▸ **What the task requires**: Lines that contain "DEALER" are to be counted; give only their number.

───── Stored rows

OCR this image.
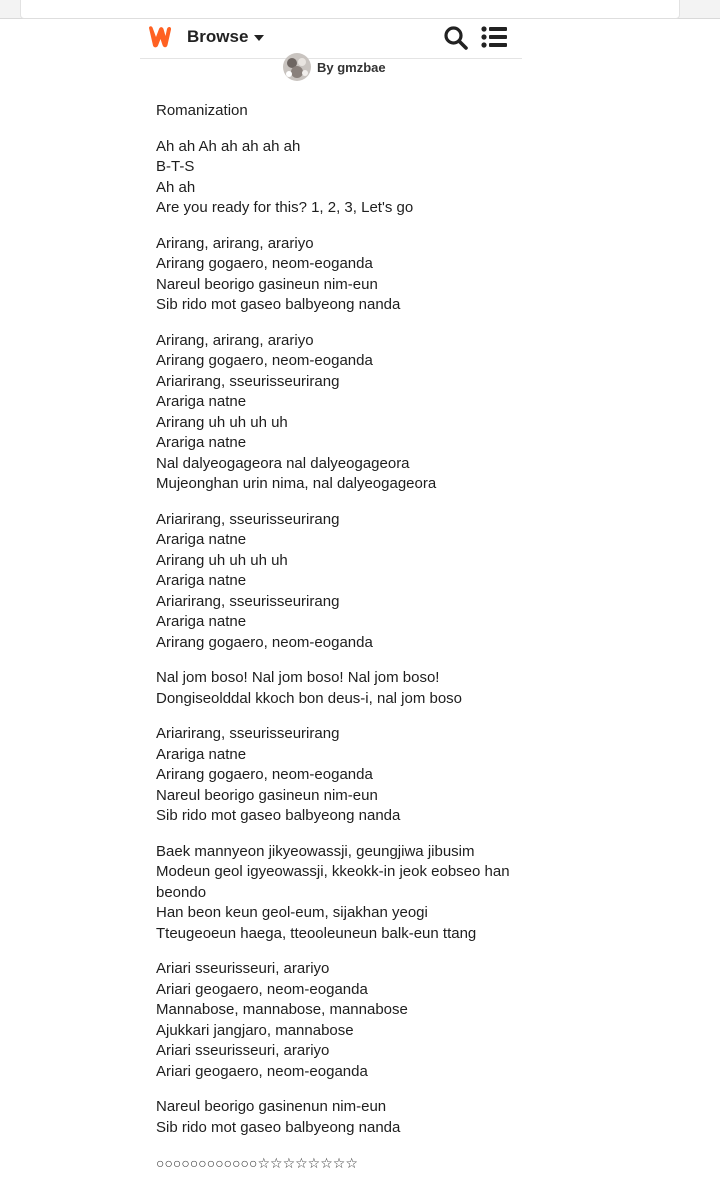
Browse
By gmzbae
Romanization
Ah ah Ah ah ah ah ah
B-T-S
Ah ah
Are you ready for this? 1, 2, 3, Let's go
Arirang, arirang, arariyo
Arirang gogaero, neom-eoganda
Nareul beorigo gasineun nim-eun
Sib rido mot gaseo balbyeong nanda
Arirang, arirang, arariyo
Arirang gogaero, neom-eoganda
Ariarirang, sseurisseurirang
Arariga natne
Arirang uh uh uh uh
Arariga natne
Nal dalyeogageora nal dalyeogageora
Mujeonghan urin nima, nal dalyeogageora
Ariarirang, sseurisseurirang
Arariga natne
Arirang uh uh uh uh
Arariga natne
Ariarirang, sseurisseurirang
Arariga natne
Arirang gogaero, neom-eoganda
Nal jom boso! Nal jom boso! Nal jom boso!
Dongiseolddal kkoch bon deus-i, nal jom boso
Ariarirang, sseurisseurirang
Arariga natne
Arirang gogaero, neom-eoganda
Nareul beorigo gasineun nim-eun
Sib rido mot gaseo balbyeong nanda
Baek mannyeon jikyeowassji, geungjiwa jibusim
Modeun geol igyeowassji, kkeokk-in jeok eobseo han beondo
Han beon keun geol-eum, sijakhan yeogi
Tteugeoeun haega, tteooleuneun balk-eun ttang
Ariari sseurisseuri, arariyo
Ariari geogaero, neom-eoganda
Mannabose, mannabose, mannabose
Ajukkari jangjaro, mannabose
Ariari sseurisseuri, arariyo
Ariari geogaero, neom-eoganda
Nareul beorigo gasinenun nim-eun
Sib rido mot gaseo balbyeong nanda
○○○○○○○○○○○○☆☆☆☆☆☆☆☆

──────────
───── Stored rows

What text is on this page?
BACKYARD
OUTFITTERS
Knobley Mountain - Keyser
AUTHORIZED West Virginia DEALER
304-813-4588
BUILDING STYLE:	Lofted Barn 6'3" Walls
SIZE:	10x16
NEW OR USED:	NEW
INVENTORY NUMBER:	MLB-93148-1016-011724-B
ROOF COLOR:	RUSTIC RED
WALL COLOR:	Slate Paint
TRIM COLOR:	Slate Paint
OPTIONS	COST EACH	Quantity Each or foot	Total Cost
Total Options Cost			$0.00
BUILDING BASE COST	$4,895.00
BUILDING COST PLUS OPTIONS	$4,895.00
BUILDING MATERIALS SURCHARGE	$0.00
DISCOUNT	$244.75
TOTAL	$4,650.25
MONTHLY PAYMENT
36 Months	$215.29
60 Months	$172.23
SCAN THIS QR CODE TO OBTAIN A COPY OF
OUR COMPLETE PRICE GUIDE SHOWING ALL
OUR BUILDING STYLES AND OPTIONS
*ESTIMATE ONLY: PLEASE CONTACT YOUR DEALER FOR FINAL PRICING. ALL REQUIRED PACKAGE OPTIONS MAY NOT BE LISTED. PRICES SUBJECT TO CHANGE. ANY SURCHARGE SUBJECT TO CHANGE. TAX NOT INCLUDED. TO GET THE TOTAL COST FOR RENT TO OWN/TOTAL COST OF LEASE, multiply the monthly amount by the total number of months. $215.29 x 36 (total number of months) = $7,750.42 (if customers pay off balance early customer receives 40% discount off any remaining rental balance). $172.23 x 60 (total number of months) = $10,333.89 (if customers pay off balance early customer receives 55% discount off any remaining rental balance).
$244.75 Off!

──────────

▸ **Final answer**: 2